Written instruction: The line containing "Serialize everything readable" marks where to begin; quote it and every line after it through the end of the data, exactly as written.
*** Records for the exercise ***
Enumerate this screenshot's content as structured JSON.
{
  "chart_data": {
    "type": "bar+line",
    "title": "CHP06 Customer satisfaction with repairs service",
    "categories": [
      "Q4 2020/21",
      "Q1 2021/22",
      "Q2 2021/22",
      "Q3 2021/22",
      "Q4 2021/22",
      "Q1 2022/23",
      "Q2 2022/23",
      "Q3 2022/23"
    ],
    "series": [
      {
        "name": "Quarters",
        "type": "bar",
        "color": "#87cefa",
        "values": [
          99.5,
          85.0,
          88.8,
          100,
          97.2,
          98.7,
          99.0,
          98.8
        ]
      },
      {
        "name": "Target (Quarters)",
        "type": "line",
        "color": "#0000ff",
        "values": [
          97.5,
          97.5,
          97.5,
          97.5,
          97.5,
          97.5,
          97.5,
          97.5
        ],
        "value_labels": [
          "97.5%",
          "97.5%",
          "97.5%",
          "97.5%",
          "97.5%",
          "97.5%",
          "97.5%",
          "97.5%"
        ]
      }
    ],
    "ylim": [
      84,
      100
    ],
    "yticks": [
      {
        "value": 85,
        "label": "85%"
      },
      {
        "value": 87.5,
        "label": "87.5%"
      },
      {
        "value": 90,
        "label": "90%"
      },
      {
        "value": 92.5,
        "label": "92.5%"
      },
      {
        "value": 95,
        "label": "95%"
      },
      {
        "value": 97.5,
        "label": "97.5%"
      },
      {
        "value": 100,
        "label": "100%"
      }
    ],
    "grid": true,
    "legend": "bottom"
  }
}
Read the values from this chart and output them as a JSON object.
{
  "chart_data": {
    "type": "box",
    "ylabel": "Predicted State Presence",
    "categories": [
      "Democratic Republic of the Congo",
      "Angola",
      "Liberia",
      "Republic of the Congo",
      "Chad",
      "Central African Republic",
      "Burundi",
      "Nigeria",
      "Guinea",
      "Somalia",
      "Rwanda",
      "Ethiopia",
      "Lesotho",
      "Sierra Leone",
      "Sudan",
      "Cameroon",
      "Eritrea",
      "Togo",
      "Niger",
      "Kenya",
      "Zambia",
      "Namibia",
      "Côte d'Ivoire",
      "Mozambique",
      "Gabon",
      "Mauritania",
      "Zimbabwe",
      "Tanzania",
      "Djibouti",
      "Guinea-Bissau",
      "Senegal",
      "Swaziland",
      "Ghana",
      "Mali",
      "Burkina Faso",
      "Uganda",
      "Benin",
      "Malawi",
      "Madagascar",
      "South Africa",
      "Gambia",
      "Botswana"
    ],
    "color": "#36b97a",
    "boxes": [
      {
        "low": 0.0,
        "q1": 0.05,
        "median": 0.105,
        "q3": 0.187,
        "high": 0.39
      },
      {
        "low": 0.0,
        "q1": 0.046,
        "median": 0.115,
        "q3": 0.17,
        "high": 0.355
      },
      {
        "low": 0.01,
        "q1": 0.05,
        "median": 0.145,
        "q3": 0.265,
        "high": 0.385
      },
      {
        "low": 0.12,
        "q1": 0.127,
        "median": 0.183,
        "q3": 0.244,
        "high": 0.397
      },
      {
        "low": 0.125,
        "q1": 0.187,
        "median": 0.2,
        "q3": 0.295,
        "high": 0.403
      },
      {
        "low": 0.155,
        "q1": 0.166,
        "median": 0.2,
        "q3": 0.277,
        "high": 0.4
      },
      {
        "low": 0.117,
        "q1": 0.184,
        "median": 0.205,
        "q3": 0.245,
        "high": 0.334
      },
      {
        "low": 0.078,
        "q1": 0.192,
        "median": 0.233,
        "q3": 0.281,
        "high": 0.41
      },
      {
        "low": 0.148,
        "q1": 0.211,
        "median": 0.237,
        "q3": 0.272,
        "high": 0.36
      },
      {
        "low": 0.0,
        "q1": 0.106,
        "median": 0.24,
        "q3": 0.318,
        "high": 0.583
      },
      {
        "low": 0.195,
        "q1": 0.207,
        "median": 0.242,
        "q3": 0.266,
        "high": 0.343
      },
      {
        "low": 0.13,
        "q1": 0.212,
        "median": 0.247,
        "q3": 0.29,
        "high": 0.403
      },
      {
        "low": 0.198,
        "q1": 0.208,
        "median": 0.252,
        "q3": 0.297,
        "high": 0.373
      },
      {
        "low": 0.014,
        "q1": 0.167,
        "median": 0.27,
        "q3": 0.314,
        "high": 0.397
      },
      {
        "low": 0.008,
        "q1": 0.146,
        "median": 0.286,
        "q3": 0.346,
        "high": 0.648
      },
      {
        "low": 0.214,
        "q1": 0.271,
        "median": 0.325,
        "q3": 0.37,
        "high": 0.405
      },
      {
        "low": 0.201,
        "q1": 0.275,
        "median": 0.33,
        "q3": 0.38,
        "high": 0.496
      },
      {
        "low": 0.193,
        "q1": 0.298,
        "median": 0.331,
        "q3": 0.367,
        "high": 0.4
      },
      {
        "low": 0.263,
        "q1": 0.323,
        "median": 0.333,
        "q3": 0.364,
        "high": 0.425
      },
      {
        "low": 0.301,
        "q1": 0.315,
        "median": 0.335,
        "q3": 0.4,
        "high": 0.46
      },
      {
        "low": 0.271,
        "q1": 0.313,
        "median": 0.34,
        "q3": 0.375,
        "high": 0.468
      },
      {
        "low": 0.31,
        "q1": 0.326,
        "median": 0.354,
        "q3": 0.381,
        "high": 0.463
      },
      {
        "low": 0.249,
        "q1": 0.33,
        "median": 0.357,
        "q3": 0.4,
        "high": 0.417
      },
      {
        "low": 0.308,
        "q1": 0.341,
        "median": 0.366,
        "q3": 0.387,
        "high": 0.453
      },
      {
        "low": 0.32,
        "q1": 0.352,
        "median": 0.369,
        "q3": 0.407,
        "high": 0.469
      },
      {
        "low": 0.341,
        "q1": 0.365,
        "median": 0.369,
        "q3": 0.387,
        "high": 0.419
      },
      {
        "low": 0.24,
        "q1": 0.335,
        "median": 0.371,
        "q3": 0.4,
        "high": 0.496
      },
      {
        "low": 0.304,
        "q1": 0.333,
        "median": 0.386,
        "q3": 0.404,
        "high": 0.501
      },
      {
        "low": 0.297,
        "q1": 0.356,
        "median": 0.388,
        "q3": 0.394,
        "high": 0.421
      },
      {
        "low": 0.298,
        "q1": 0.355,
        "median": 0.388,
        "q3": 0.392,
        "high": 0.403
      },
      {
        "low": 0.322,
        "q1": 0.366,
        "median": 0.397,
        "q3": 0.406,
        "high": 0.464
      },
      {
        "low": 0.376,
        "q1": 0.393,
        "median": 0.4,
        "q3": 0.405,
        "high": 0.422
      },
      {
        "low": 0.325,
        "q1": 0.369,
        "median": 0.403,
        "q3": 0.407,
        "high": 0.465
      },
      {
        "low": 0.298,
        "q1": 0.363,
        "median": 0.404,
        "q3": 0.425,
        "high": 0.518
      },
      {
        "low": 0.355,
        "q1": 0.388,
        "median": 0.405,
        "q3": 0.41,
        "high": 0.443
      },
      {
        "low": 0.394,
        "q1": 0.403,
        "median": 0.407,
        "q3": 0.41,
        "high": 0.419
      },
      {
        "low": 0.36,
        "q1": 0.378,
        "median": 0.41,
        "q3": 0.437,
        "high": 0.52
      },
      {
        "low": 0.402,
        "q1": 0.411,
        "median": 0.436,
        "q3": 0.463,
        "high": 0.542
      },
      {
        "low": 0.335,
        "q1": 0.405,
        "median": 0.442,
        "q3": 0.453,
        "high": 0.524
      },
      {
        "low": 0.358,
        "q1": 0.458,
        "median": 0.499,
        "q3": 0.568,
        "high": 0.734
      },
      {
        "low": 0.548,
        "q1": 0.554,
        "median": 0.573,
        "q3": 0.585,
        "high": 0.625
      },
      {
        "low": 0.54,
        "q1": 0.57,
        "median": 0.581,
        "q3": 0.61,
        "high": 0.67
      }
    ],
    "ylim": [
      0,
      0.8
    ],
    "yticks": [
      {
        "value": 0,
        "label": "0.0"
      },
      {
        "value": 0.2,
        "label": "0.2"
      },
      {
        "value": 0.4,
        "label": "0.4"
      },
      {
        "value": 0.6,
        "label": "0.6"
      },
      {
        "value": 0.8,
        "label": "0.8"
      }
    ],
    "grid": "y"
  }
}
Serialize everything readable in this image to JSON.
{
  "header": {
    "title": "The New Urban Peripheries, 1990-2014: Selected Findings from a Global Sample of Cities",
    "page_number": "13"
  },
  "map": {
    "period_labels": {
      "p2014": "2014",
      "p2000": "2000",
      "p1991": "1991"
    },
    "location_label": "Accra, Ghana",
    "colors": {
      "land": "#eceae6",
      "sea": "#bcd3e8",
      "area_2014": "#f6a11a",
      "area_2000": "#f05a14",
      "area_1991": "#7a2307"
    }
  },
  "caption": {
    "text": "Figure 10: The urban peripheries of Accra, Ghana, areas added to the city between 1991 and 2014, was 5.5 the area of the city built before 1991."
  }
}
***
Response:
Serialize everything readable in this image to JSON.
{
  "header": {
    "title": "The New Urban Peripheries, 1990-2014: Selected Findings from a Global Sample of Cities",
    "page_number": "13"
  },
  "map": {
    "period_labels": {
      "p2014": "2014",
      "p2000": "2000",
      "p1991": "1991"
    },
    "location_label": "Accra, Ghana",
    "colors": {
      "land": "#eceae6",
      "sea": "#bcd3e8",
      "area_2014": "#f6a11a",
      "area_2000": "#f05a14",
      "area_1991": "#7a2307"
    }
  },
  "caption": {
    "text": "Figure 10: The urban peripheries of Accra, Ghana, areas added to the city between 1991 and 2014, was 5.5 the area of the city built before 1991."
  }
}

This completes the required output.